● **Task to carry out**:
Go through the records below line by line. Count the lines with "title" and give the count alone.

★ ★ ★ ★ ★

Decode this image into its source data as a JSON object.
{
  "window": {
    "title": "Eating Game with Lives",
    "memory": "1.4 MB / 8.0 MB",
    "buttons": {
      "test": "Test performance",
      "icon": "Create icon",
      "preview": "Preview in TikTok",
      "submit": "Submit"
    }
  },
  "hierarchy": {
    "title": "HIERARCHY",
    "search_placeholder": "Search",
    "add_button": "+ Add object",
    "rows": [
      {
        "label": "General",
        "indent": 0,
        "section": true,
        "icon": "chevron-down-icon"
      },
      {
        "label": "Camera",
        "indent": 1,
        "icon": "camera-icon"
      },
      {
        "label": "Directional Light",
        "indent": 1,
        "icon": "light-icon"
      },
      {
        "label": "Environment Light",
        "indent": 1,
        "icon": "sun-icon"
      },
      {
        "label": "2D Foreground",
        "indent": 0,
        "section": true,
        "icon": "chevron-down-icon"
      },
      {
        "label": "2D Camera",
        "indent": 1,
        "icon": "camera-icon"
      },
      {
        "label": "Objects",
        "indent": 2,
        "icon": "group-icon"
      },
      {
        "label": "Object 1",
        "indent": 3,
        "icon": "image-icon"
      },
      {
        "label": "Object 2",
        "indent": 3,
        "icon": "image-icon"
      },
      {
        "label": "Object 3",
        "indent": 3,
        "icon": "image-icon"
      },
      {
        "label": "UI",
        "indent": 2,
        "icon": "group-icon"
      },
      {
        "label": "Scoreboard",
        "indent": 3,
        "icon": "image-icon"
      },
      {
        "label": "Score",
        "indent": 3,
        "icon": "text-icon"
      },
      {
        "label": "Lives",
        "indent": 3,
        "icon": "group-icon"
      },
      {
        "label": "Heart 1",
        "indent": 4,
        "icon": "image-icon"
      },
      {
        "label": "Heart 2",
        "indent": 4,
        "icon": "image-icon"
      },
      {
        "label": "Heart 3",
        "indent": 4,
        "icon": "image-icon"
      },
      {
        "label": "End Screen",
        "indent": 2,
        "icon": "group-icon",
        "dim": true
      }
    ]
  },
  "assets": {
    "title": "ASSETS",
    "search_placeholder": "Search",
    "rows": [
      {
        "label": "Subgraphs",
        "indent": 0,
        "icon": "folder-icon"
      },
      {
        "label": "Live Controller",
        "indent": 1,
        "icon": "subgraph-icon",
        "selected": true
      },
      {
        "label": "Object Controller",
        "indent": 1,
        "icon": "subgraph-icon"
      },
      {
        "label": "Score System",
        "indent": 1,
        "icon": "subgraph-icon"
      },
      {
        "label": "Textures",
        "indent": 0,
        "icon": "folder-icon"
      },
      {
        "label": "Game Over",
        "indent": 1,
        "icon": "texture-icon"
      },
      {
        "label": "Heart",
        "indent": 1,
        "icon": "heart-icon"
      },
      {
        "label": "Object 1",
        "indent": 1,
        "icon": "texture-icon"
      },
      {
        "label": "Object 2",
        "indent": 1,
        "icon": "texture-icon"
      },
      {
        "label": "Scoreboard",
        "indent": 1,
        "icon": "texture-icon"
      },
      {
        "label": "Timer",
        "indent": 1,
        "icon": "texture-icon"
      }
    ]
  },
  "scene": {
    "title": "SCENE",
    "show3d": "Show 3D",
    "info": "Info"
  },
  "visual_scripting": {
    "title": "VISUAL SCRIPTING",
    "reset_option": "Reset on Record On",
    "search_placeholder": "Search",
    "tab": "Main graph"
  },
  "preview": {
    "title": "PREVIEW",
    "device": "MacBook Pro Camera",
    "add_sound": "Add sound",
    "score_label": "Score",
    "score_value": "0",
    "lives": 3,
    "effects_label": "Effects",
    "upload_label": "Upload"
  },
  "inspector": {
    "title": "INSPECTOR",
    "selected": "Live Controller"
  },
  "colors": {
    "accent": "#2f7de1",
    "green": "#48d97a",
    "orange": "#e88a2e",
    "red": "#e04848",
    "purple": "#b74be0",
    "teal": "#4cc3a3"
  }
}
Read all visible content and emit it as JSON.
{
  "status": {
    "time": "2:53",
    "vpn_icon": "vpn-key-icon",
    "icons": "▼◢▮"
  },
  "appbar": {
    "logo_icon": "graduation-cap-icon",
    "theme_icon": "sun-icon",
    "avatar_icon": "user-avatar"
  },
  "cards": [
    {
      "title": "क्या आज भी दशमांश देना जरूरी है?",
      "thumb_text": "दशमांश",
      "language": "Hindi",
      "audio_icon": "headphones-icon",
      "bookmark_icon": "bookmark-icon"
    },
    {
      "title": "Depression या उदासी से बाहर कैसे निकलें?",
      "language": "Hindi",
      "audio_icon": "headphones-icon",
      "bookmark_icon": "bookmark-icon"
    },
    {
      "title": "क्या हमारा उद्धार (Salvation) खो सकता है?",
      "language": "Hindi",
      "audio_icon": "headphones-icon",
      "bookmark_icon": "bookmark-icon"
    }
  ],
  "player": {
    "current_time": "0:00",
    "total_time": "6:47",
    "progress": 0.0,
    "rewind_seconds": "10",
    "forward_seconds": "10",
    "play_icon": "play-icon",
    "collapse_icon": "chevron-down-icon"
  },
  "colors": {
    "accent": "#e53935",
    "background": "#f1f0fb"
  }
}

★ ★ ★ ★ ★

● **Answer to the problem**:
10